-- START OF MATERIAL --

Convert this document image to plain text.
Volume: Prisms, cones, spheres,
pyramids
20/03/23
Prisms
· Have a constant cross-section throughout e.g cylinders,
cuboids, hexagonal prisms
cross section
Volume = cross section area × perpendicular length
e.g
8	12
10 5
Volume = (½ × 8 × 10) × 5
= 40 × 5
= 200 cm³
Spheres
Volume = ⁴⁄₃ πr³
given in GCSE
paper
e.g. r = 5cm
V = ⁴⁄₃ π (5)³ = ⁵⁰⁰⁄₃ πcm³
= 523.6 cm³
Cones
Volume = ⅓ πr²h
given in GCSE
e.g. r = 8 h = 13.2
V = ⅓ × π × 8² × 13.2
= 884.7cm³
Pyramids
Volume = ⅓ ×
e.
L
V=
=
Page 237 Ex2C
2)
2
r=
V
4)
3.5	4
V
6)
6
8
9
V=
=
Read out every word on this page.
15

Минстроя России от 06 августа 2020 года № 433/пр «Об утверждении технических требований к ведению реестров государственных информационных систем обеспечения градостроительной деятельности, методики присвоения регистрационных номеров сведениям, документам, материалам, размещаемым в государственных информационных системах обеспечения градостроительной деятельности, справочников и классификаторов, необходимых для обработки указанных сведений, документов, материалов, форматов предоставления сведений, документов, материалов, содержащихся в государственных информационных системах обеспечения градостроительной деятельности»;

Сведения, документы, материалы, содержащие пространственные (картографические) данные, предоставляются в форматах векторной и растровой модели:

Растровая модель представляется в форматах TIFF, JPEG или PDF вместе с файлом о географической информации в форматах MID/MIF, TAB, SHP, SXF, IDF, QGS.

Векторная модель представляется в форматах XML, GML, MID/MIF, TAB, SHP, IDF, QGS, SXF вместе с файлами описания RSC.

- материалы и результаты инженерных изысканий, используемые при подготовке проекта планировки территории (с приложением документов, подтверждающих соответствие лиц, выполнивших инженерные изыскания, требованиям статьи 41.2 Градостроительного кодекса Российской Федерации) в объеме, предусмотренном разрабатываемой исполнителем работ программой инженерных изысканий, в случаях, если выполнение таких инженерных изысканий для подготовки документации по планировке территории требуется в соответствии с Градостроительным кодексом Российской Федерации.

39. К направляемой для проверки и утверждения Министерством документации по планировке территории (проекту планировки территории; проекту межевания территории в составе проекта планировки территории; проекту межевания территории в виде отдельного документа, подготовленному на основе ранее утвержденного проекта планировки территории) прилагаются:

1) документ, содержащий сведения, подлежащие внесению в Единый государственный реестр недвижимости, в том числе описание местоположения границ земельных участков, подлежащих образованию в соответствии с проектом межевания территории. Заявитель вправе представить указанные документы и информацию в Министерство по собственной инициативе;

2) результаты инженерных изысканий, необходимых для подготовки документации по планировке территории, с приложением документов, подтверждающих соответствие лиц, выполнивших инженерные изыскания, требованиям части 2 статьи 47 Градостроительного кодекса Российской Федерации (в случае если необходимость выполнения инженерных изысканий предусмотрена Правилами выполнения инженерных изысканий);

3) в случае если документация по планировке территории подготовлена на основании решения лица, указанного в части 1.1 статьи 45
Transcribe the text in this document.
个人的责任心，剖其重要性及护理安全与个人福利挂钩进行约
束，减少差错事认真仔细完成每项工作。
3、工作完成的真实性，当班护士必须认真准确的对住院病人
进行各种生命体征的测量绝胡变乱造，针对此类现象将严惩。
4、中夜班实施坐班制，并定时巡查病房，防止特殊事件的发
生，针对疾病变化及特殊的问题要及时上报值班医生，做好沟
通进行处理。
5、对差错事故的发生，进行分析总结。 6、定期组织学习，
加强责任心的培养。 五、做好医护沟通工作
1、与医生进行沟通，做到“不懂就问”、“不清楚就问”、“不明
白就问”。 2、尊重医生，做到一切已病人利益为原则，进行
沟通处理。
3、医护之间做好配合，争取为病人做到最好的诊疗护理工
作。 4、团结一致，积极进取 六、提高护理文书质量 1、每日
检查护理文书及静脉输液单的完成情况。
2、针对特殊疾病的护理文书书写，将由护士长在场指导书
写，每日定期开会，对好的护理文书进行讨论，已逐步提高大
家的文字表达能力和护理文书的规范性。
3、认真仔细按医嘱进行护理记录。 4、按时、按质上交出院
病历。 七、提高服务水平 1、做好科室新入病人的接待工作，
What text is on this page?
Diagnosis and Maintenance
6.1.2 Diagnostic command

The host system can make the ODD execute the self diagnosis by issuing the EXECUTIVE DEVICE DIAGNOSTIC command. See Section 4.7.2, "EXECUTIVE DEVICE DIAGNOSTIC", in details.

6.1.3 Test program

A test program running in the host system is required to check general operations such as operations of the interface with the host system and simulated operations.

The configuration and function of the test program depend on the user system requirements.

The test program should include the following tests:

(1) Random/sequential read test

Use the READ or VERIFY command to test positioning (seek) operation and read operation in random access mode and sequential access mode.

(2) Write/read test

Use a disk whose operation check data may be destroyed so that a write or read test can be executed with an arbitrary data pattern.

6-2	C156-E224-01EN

-- END OF MATERIAL --

### THE REQUEST
Reproduce the material precisely, including every line.

### THE RESULT
Convert this document image to plain text.
Volume: Prisms, cones, spheres,
pyramids
20/03/23
Prisms
· Have a constant cross-section throughout e.g cylinders,
cuboids, hexagonal prisms
cross section
Volume = cross section area × perpendicular length
e.g
8	12
10 5
Volume = (½ × 8 × 10) × 5
= 40 × 5
= 200 cm³
Spheres
Volume = ⁴⁄₃ πr³
given in GCSE
paper
e.g. r = 5cm
V = ⁴⁄₃ π (5)³ = ⁵⁰⁰⁄₃ πcm³
= 523.6 cm³
Cones
Volume = ⅓ πr²h
given in GCSE
e.g. r = 8 h = 13.2
V = ⅓ × π × 8² × 13.2
= 884.7cm³
Pyramids
Volume = ⅓ ×
e.
L
V=
=
Page 237 Ex2C
2)
2
r=
V
4)
3.5	4
V
6)
6
8
9
V=
=
Read out every word on this page.
15

Минстроя России от 06 августа 2020 года № 433/пр «Об утверждении технических требований к ведению реестров государственных информационных систем обеспечения градостроительной деятельности, методики присвоения регистрационных номеров сведениям, документам, материалам, размещаемым в государственных информационных системах обеспечения градостроительной деятельности, справочников и классификаторов, необходимых для обработки указанных сведений, документов, материалов, форматов предоставления сведений, документов, материалов, содержащихся в государственных информационных системах обеспечения градостроительной деятельности»;

Сведения, документы, материалы, содержащие пространственные (картографические) данные, предоставляются в форматах векторной и растровой модели:

Растровая модель представляется в форматах TIFF, JPEG или PDF вместе с файлом о географической информации в форматах MID/MIF, TAB, SHP, SXF, IDF, QGS.

Векторная модель представляется в форматах XML, GML, MID/MIF, TAB, SHP, IDF, QGS, SXF вместе с файлами описания RSC.

- материалы и результаты инженерных изысканий, используемые при подготовке проекта планировки территории (с приложением документов, подтверждающих соответствие лиц, выполнивших инженерные изыскания, требованиям статьи 41.2 Градостроительного кодекса Российской Федерации) в объеме, предусмотренном разрабатываемой исполнителем работ программой инженерных изысканий, в случаях, если выполнение таких инженерных изысканий для подготовки документации по планировке территории требуется в соответствии с Градостроительным кодексом Российской Федерации.

39. К направляемой для проверки и утверждения Министерством документации по планировке территории (проекту планировки территории; проекту межевания территории в составе проекта планировки территории; проекту межевания территории в виде отдельного документа, подготовленному на основе ранее утвержденного проекта планировки территории) прилагаются:

1) документ, содержащий сведения, подлежащие внесению в Единый государственный реестр недвижимости, в том числе описание местоположения границ земельных участков, подлежащих образованию в соответствии с проектом межевания территории. Заявитель вправе представить указанные документы и информацию в Министерство по собственной инициативе;

2) результаты инженерных изысканий, необходимых для подготовки документации по планировке территории, с приложением документов, подтверждающих соответствие лиц, выполнивших инженерные изыскания, требованиям части 2 статьи 47 Градостроительного кодекса Российской Федерации (в случае если необходимость выполнения инженерных изысканий предусмотрена Правилами выполнения инженерных изысканий);

3) в случае если документация по планировке территории подготовлена на основании решения лица, указанного в части 1.1 статьи 45
Transcribe the text in this document.
个人的责任心，剖其重要性及护理安全与个人福利挂钩进行约
束，减少差错事认真仔细完成每项工作。
3、工作完成的真实性，当班护士必须认真准确的对住院病人
进行各种生命体征的测量绝胡变乱造，针对此类现象将严惩。
4、中夜班实施坐班制，并定时巡查病房，防止特殊事件的发
生，针对疾病变化及特殊的问题要及时上报值班医生，做好沟
通进行处理。
5、对差错事故的发生，进行分析总结。 6、定期组织学习，
加强责任心的培养。 五、做好医护沟通工作
1、与医生进行沟通，做到“不懂就问”、“不清楚就问”、“不明
白就问”。 2、尊重医生，做到一切已病人利益为原则，进行
沟通处理。
3、医护之间做好配合，争取为病人做到最好的诊疗护理工
作。 4、团结一致，积极进取 六、提高护理文书质量 1、每日
检查护理文书及静脉输液单的完成情况。
2、针对特殊疾病的护理文书书写，将由护士长在场指导书
写，每日定期开会，对好的护理文书进行讨论，已逐步提高大
家的文字表达能力和护理文书的规范性。
3、认真仔细按医嘱进行护理记录。 4、按时、按质上交出院
病历。 七、提高服务水平 1、做好科室新入病人的接待工作，
What text is on this page?
Diagnosis and Maintenance
6.1.2 Diagnostic command

The host system can make the ODD execute the self diagnosis by issuing the EXECUTIVE DEVICE DIAGNOSTIC command. See Section 4.7.2, "EXECUTIVE DEVICE DIAGNOSTIC", in details.

6.1.3 Test program

A test program running in the host system is required to check general operations such as operations of the interface with the host system and simulated operations.

The configuration and function of the test program depend on the user system requirements.

The test program should include the following tests:

(1) Random/sequential read test

Use the READ or VERIFY command to test positioning (seek) operation and read operation in random access mode and sequential access mode.

(2) Write/read test

Use a disk whose operation check data may be destroyed so that a write or read test can be executed with an arbitrary data pattern.

6-2	C156-E224-01EN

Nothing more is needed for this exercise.